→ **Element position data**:
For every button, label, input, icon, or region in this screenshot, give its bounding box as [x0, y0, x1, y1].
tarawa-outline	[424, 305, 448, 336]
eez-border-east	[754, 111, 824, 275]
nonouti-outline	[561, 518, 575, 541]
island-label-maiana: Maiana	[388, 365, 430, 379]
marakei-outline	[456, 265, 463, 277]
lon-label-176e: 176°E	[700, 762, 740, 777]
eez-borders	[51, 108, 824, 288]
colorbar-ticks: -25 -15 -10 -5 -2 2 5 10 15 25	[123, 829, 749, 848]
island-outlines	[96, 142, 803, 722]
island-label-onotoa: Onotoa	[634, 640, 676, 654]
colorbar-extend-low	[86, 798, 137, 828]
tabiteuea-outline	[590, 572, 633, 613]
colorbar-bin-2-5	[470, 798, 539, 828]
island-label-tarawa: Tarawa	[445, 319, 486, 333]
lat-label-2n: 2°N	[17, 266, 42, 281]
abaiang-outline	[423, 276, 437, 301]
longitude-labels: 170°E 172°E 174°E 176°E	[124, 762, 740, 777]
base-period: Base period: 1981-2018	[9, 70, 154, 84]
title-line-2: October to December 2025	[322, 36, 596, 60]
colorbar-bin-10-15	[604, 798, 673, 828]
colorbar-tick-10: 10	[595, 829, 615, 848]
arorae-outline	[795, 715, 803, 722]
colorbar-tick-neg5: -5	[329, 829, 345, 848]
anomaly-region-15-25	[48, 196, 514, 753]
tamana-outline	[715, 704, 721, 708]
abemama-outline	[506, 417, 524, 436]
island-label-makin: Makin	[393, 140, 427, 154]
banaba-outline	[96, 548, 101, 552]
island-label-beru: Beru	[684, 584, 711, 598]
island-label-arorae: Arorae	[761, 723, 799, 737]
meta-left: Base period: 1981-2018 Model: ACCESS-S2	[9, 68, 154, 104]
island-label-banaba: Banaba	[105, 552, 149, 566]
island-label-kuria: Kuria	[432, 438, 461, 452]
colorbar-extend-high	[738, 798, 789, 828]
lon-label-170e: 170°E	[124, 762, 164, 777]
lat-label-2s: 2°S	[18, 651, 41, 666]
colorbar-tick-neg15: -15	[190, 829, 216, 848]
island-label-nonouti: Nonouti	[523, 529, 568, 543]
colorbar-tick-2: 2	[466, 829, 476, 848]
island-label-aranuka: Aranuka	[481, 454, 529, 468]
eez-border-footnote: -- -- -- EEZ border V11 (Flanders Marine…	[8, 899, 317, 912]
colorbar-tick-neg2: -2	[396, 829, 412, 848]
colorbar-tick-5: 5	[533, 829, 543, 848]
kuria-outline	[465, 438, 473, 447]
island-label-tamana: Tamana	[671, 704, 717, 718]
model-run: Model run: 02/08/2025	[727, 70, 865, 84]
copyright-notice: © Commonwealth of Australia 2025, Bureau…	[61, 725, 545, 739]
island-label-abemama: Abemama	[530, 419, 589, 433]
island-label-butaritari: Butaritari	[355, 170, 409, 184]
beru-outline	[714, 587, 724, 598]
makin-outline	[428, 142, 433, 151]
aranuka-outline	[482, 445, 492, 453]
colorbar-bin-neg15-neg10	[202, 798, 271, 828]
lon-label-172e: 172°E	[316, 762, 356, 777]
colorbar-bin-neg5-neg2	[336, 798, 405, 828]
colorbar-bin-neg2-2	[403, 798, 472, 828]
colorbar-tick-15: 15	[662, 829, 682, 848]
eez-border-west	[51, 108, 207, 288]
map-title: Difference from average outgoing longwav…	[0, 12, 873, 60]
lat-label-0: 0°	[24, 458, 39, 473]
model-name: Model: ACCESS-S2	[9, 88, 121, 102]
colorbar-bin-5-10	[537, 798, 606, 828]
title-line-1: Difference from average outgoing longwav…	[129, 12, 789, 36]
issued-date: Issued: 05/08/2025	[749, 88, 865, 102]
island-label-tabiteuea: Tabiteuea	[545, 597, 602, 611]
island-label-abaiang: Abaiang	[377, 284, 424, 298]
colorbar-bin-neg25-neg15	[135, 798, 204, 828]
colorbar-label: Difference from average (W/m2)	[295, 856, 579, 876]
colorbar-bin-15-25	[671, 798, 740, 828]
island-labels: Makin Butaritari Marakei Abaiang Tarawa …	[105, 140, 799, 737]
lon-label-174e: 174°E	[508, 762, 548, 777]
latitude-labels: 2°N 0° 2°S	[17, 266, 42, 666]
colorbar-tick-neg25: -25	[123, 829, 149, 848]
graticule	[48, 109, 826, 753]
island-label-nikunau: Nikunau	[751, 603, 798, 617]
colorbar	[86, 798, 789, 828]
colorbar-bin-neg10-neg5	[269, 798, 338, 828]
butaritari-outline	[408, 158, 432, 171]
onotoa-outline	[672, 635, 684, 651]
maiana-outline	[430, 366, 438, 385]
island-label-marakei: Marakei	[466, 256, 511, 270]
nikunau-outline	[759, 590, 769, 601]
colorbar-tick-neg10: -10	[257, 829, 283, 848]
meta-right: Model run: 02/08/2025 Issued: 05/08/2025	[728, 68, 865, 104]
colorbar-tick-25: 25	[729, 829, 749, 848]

→ **AIM**: Can you write out every line of the records above, with no changes at all?

→ **WRITTEN ANSWER**:
For every button, label, input, icon, or region in this screenshot, give its bounding box as [x0, y0, x1, y1].
tarawa-outline	[424, 305, 448, 336]
eez-border-east	[754, 111, 824, 275]
nonouti-outline	[561, 518, 575, 541]
island-label-maiana: Maiana	[388, 365, 430, 379]
marakei-outline	[456, 265, 463, 277]
lon-label-176e: 176°E	[700, 762, 740, 777]
eez-borders	[51, 108, 824, 288]
colorbar-ticks: -25 -15 -10 -5 -2 2 5 10 15 25	[123, 829, 749, 848]
island-outlines	[96, 142, 803, 722]
island-label-onotoa: Onotoa	[634, 640, 676, 654]
colorbar-extend-low	[86, 798, 137, 828]
tabiteuea-outline	[590, 572, 633, 613]
colorbar-bin-2-5	[470, 798, 539, 828]
island-label-tarawa: Tarawa	[445, 319, 486, 333]
lat-label-2n: 2°N	[17, 266, 42, 281]
abaiang-outline	[423, 276, 437, 301]
longitude-labels: 170°E 172°E 174°E 176°E	[124, 762, 740, 777]
base-period: Base period: 1981-2018	[9, 70, 154, 84]
title-line-2: October to December 2025	[322, 36, 596, 60]
colorbar-bin-10-15	[604, 798, 673, 828]
colorbar-tick-10: 10	[595, 829, 615, 848]
arorae-outline	[795, 715, 803, 722]
colorbar-tick-neg5: -5	[329, 829, 345, 848]
anomaly-region-15-25	[48, 196, 514, 753]
tamana-outline	[715, 704, 721, 708]
abemama-outline	[506, 417, 524, 436]
island-label-makin: Makin	[393, 140, 427, 154]
banaba-outline	[96, 548, 101, 552]
island-label-beru: Beru	[684, 584, 711, 598]
island-label-arorae: Arorae	[761, 723, 799, 737]
meta-left: Base period: 1981-2018 Model: ACCESS-S2	[9, 68, 154, 104]
island-label-banaba: Banaba	[105, 552, 149, 566]
island-label-kuria: Kuria	[432, 438, 461, 452]
colorbar-extend-high	[738, 798, 789, 828]
lon-label-170e: 170°E	[124, 762, 164, 777]
lat-label-2s: 2°S	[18, 651, 41, 666]
colorbar-tick-neg15: -15	[190, 829, 216, 848]
island-label-nonouti: Nonouti	[523, 529, 568, 543]
colorbar-tick-2: 2	[466, 829, 476, 848]
island-label-aranuka: Aranuka	[481, 454, 529, 468]
eez-border-footnote: -- -- -- EEZ border V11 (Flanders Marine…	[8, 899, 317, 912]
colorbar-tick-neg2: -2	[396, 829, 412, 848]
colorbar-tick-5: 5	[533, 829, 543, 848]
kuria-outline	[465, 438, 473, 447]
island-label-tamana: Tamana	[671, 704, 717, 718]
model-run: Model run: 02/08/2025	[727, 70, 865, 84]
copyright-notice: © Commonwealth of Australia 2025, Bureau…	[61, 725, 545, 739]
island-label-abemama: Abemama	[530, 419, 589, 433]
island-label-butaritari: Butaritari	[355, 170, 409, 184]
beru-outline	[714, 587, 724, 598]
makin-outline	[428, 142, 433, 151]
aranuka-outline	[482, 445, 492, 453]
colorbar-bin-neg15-neg10	[202, 798, 271, 828]
lon-label-172e: 172°E	[316, 762, 356, 777]
colorbar-bin-neg5-neg2	[336, 798, 405, 828]
colorbar-bin-neg2-2	[403, 798, 472, 828]
colorbar-tick-15: 15	[662, 829, 682, 848]
eez-border-west	[51, 108, 207, 288]
map-title: Difference from average outgoing longwav…	[0, 12, 873, 60]
lat-label-0: 0°	[24, 458, 39, 473]
model-name: Model: ACCESS-S2	[9, 88, 121, 102]
colorbar-bin-5-10	[537, 798, 606, 828]
title-line-1: Difference from average outgoing longwav…	[129, 12, 789, 36]
issued-date: Issued: 05/08/2025	[749, 88, 865, 102]
island-label-tabiteuea: Tabiteuea	[545, 597, 602, 611]
island-label-abaiang: Abaiang	[377, 284, 424, 298]
colorbar-bin-neg25-neg15	[135, 798, 204, 828]
colorbar-label: Difference from average (W/m2)	[295, 856, 579, 876]
colorbar-bin-15-25	[671, 798, 740, 828]
island-labels: Makin Butaritari Marakei Abaiang Tarawa …	[105, 140, 799, 737]
lon-label-174e: 174°E	[508, 762, 548, 777]
latitude-labels: 2°N 0° 2°S	[17, 266, 42, 666]
colorbar-tick-neg25: -25	[123, 829, 149, 848]
graticule	[48, 109, 826, 753]
island-label-nikunau: Nikunau	[751, 603, 798, 617]
colorbar	[86, 798, 789, 828]
colorbar-bin-neg10-neg5	[269, 798, 338, 828]
butaritari-outline	[408, 158, 432, 171]
onotoa-outline	[672, 635, 684, 651]
maiana-outline	[430, 366, 438, 385]
island-label-marakei: Marakei	[466, 256, 511, 270]
nikunau-outline	[759, 590, 769, 601]
colorbar-tick-neg10: -10	[257, 829, 283, 848]
meta-right: Model run: 02/08/2025 Issued: 05/08/2025	[728, 68, 865, 104]
colorbar-tick-25: 25	[729, 829, 749, 848]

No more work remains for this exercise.